Recorded information ->
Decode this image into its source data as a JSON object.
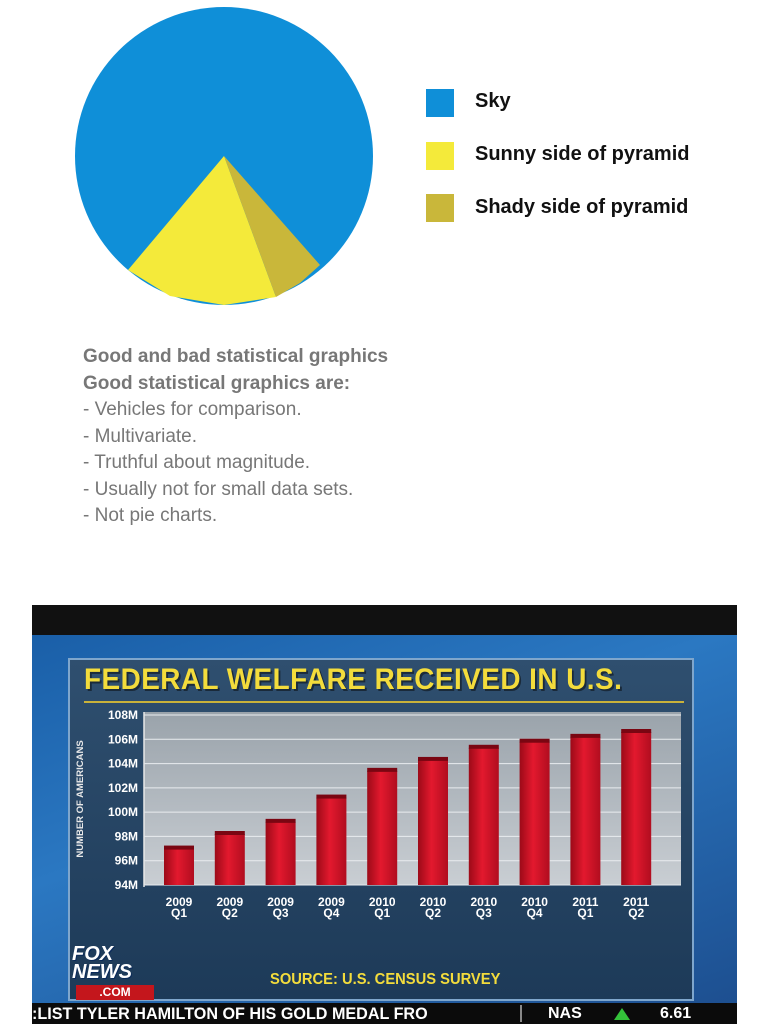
{
  "pie_legend": [
    {
      "label": "Sky",
      "color": "#0f8fd8"
    },
    {
      "label": "Sunny side of pyramid",
      "color": "#f4ea3a"
    },
    {
      "label": "Shady side of pyramid",
      "color": "#c9b73a"
    }
  ],
  "notes": {
    "heading": "Good and bad statistical graphics",
    "subheading": "Good statistical graphics are:",
    "items": [
      "- Vehicles for comparison.",
      "- Multivariate.",
      "- Truthful about magnitude.",
      "- Usually not for small data sets.",
      "- Not pie charts."
    ]
  },
  "broadcast": {
    "logo_line1": "FOX",
    "logo_line2": "NEWS",
    "logo_com": ".COM",
    "source": "SOURCE: U.S. CENSUS SURVEY",
    "ticker_text": ":LIST TYLER HAMILTON OF HIS GOLD MEDAL FRO",
    "ticker_symbol": "NAS",
    "ticker_value": "6.61",
    "ticker_arrow_color": "#34c23a"
  },
  "chart_data": [
    {
      "type": "pie",
      "title": "",
      "labels": [
        "Sky",
        "Sunny side of pyramid",
        "Shady side of pyramid"
      ],
      "values": [
        80,
        14,
        6
      ],
      "colors": [
        "#0f8fd8",
        "#f4ea3a",
        "#c9b73a"
      ],
      "legend": "right"
    },
    {
      "type": "bar",
      "title": "FEDERAL WELFARE RECEIVED IN U.S.",
      "xlabel": "",
      "ylabel": "NUMBER OF AMERICANS",
      "categories": [
        [
          "2009",
          "Q1"
        ],
        [
          "2009",
          "Q2"
        ],
        [
          "2009",
          "Q3"
        ],
        [
          "2009",
          "Q4"
        ],
        [
          "2010",
          "Q1"
        ],
        [
          "2010",
          "Q2"
        ],
        [
          "2010",
          "Q3"
        ],
        [
          "2010",
          "Q4"
        ],
        [
          "2011",
          "Q1"
        ],
        [
          "2011",
          "Q2"
        ]
      ],
      "values": [
        97.0,
        98.2,
        99.2,
        101.2,
        103.4,
        104.3,
        105.3,
        105.8,
        106.2,
        106.6
      ],
      "y_ticks": [
        "108M",
        "106M",
        "104M",
        "102M",
        "100M",
        "98M",
        "96M",
        "94M"
      ],
      "y_tick_values": [
        108,
        106,
        104,
        102,
        100,
        98,
        96,
        94
      ],
      "ylim": [
        94,
        108
      ],
      "grid": true,
      "bar_color": "#d8142a"
    }
  ]
}
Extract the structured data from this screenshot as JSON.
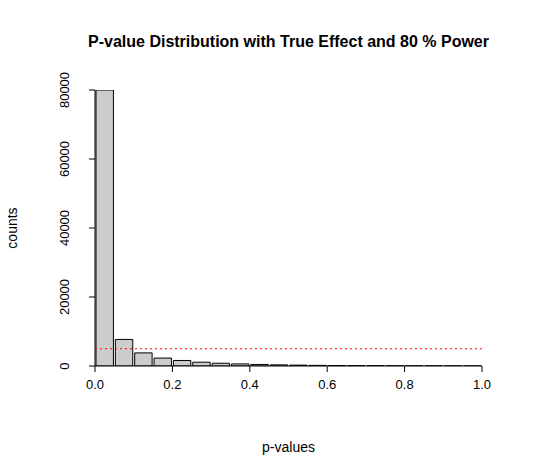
{
  "chart_data": {
    "type": "histogram",
    "title": "P-value Distribution with True Effect and 80 % Power",
    "x_label": "p-values",
    "y_label": "counts",
    "bins": [
      0,
      0.05,
      0.1,
      0.15,
      0.2,
      0.25,
      0.3,
      0.35,
      0.4,
      0.45,
      0.5,
      0.55,
      0.6,
      0.65,
      0.7,
      0.75,
      0.8,
      0.85,
      0.9,
      0.95,
      1
    ],
    "values": [
      80000,
      7700,
      3800,
      2300,
      1600,
      1100,
      800,
      600,
      450,
      330,
      250,
      180,
      130,
      100,
      70,
      50,
      35,
      25,
      15,
      5
    ],
    "color": "#cccccc",
    "xlim": [
      0,
      1
    ],
    "xticks": [
      {
        "value": 0,
        "label": "0.0"
      },
      {
        "value": 0.2,
        "label": "0.2"
      },
      {
        "value": 0.4,
        "label": "0.4"
      },
      {
        "value": 0.6,
        "label": "0.6"
      },
      {
        "value": 0.8,
        "label": "0.8"
      },
      {
        "value": 1,
        "label": "1.0"
      }
    ],
    "ylim": [
      0,
      80000
    ],
    "yticks": [
      0,
      20000,
      40000,
      60000,
      80000
    ],
    "grid": false,
    "reference_line": {
      "value": 5000,
      "color": "red",
      "line_style": "dotted"
    }
  }
}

Exercise objective -> Print all of the entries word for word. Omit the pictures they contain.

Exercise output ->
Decode this image into its source data as a JSON object.
{
  "pie_legend": [
    {
      "label": "Sky",
      "color": "#0f8fd8"
    },
    {
      "label": "Sunny side of pyramid",
      "color": "#f4ea3a"
    },
    {
      "label": "Shady side of pyramid",
      "color": "#c9b73a"
    }
  ],
  "notes": {
    "heading": "Good and bad statistical graphics",
    "subheading": "Good statistical graphics are:",
    "items": [
      "- Vehicles for comparison.",
      "- Multivariate.",
      "- Truthful about magnitude.",
      "- Usually not for small data sets.",
      "- Not pie charts."
    ]
  },
  "broadcast": {
    "logo_line1": "FOX",
    "logo_line2": "NEWS",
    "logo_com": ".COM",
    "source": "SOURCE: U.S. CENSUS SURVEY",
    "ticker_text": ":LIST TYLER HAMILTON OF HIS GOLD MEDAL FRO",
    "ticker_symbol": "NAS",
    "ticker_value": "6.61",
    "ticker_arrow_color": "#34c23a"
  },
  "chart_data": [
    {
      "type": "pie",
      "title": "",
      "labels": [
        "Sky",
        "Sunny side of pyramid",
        "Shady side of pyramid"
      ],
      "values": [
        80,
        14,
        6
      ],
      "colors": [
        "#0f8fd8",
        "#f4ea3a",
        "#c9b73a"
      ],
      "legend": "right"
    },
    {
      "type": "bar",
      "title": "FEDERAL WELFARE RECEIVED IN U.S.",
      "xlabel": "",
      "ylabel": "NUMBER OF AMERICANS",
      "categories": [
        [
          "2009",
          "Q1"
        ],
        [
          "2009",
          "Q2"
        ],
        [
          "2009",
          "Q3"
        ],
        [
          "2009",
          "Q4"
        ],
        [
          "2010",
          "Q1"
        ],
        [
          "2010",
          "Q2"
        ],
        [
          "2010",
          "Q3"
        ],
        [
          "2010",
          "Q4"
        ],
        [
          "2011",
          "Q1"
        ],
        [
          "2011",
          "Q2"
        ]
      ],
      "values": [
        97.0,
        98.2,
        99.2,
        101.2,
        103.4,
        104.3,
        105.3,
        105.8,
        106.2,
        106.6
      ],
      "y_ticks": [
        "108M",
        "106M",
        "104M",
        "102M",
        "100M",
        "98M",
        "96M",
        "94M"
      ],
      "y_tick_values": [
        108,
        106,
        104,
        102,
        100,
        98,
        96,
        94
      ],
      "ylim": [
        94,
        108
      ],
      "grid": true,
      "bar_color": "#d8142a"
    }
  ]
}
Extract the structured data from this screenshot as JSON.
{
  "chart_data": {
    "type": "histogram",
    "title": "P-value Distribution with True Effect and 80 % Power",
    "x_label": "p-values",
    "y_label": "counts",
    "bins": [
      0,
      0.05,
      0.1,
      0.15,
      0.2,
      0.25,
      0.3,
      0.35,
      0.4,
      0.45,
      0.5,
      0.55,
      0.6,
      0.65,
      0.7,
      0.75,
      0.8,
      0.85,
      0.9,
      0.95,
      1
    ],
    "values": [
      80000,
      7700,
      3800,
      2300,
      1600,
      1100,
      800,
      600,
      450,
      330,
      250,
      180,
      130,
      100,
      70,
      50,
      35,
      25,
      15,
      5
    ],
    "color": "#cccccc",
    "xlim": [
      0,
      1
    ],
    "xticks": [
      {
        "value": 0,
        "label": "0.0"
      },
      {
        "value": 0.2,
        "label": "0.2"
      },
      {
        "value": 0.4,
        "label": "0.4"
      },
      {
        "value": 0.6,
        "label": "0.6"
      },
      {
        "value": 0.8,
        "label": "0.8"
      },
      {
        "value": 1,
        "label": "1.0"
      }
    ],
    "ylim": [
      0,
      80000
    ],
    "yticks": [
      0,
      20000,
      40000,
      60000,
      80000
    ],
    "grid": false,
    "reference_line": {
      "value": 5000,
      "color": "red",
      "line_style": "dotted"
    }
  }
}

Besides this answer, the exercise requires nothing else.